WRITTEN EXERCISE:
Work out how many lines include "агломерациях" and answer with that number only.

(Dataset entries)
________________

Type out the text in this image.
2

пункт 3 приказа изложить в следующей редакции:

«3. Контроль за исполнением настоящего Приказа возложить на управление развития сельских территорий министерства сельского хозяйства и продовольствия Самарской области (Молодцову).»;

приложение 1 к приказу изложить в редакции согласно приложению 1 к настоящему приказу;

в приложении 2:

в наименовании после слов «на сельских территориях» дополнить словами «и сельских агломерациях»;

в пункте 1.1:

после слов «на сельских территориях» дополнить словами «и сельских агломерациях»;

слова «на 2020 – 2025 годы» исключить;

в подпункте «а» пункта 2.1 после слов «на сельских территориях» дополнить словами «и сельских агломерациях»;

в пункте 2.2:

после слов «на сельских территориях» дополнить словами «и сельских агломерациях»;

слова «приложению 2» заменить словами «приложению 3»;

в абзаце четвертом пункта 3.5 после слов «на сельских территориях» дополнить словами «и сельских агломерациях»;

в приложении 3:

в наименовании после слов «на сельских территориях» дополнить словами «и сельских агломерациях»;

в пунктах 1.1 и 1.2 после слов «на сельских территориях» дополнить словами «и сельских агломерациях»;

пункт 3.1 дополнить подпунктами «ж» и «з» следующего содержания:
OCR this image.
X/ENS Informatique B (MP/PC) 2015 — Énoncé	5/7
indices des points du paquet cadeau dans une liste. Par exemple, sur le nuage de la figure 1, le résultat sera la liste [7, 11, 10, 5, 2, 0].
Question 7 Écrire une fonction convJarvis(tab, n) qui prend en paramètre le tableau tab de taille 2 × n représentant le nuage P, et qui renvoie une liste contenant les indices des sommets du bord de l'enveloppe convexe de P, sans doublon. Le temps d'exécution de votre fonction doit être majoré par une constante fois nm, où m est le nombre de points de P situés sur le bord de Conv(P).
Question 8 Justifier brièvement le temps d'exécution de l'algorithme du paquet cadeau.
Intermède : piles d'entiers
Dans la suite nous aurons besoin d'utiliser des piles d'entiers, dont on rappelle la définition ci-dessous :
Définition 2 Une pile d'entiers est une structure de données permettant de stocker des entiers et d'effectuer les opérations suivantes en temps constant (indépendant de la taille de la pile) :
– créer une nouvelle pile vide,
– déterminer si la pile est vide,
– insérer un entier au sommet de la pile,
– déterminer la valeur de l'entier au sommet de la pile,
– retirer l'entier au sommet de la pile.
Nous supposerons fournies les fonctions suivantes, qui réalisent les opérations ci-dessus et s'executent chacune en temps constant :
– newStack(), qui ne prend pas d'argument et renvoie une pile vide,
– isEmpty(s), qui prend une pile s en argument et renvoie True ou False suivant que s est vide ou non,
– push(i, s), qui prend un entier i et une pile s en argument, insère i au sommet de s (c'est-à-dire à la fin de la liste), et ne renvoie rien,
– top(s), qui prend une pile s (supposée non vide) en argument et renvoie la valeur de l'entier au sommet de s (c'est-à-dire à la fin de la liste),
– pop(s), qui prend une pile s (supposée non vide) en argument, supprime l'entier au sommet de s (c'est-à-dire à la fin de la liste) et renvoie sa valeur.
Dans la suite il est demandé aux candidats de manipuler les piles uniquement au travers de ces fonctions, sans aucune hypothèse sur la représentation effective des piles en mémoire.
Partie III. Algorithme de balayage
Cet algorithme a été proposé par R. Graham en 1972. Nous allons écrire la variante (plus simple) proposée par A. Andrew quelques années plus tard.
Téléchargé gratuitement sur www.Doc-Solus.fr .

________________

THE RESPONSE:
7